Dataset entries
[BEGIN]

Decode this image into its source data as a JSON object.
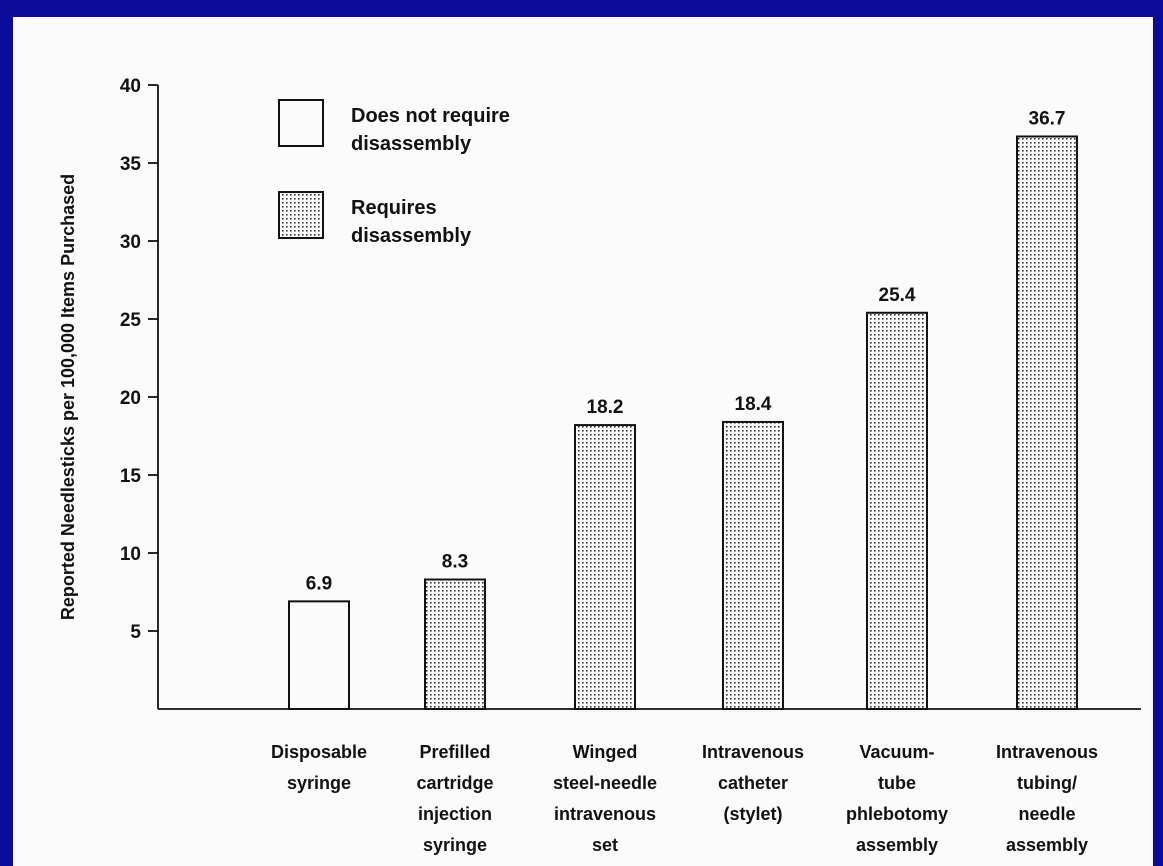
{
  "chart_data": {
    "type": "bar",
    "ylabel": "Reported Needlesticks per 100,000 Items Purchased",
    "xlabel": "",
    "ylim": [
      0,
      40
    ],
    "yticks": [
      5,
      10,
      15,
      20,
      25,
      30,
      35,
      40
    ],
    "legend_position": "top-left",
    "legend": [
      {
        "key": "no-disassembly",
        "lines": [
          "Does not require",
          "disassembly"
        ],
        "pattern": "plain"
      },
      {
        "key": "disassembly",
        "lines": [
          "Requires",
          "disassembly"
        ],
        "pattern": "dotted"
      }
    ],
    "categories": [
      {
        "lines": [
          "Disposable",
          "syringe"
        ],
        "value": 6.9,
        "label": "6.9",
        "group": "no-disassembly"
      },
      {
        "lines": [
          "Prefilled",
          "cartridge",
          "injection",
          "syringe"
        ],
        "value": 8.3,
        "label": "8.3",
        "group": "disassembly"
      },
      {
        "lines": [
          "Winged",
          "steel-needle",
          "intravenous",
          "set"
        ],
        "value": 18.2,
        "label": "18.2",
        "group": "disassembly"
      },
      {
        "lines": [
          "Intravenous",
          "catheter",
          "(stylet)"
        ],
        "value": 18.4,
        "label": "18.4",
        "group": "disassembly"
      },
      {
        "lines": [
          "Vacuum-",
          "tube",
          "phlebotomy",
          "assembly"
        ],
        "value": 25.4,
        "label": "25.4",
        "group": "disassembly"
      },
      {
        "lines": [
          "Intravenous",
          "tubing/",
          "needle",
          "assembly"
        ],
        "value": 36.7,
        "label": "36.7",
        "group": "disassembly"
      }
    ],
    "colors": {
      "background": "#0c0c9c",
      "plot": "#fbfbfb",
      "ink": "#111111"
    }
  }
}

[END]
[BEGIN]

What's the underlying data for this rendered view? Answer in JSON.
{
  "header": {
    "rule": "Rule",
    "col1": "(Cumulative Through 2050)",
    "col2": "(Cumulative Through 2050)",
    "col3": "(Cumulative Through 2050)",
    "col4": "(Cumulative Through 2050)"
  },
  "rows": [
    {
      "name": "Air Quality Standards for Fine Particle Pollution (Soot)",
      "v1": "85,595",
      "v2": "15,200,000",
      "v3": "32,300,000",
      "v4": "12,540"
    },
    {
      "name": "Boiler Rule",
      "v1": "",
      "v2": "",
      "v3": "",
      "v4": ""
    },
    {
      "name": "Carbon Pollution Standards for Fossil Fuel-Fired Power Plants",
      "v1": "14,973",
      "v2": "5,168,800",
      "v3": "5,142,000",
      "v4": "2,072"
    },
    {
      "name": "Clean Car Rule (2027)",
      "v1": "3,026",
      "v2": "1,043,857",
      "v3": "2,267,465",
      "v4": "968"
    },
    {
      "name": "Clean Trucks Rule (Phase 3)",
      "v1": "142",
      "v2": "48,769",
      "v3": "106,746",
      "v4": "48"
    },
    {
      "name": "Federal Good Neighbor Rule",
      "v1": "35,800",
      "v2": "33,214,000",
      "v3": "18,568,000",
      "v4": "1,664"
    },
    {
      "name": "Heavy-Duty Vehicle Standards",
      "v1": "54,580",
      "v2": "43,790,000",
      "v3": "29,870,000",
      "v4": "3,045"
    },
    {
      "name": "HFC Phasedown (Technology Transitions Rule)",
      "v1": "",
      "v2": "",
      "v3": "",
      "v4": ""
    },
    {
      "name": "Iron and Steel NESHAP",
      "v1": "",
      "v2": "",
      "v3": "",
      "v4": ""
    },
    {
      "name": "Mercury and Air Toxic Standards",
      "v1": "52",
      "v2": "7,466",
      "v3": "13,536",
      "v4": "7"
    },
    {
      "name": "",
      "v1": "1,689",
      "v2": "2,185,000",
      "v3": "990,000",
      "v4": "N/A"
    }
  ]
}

[END]

Work to do -
Write only the number of lines in the records that include the word "this".

The output -
2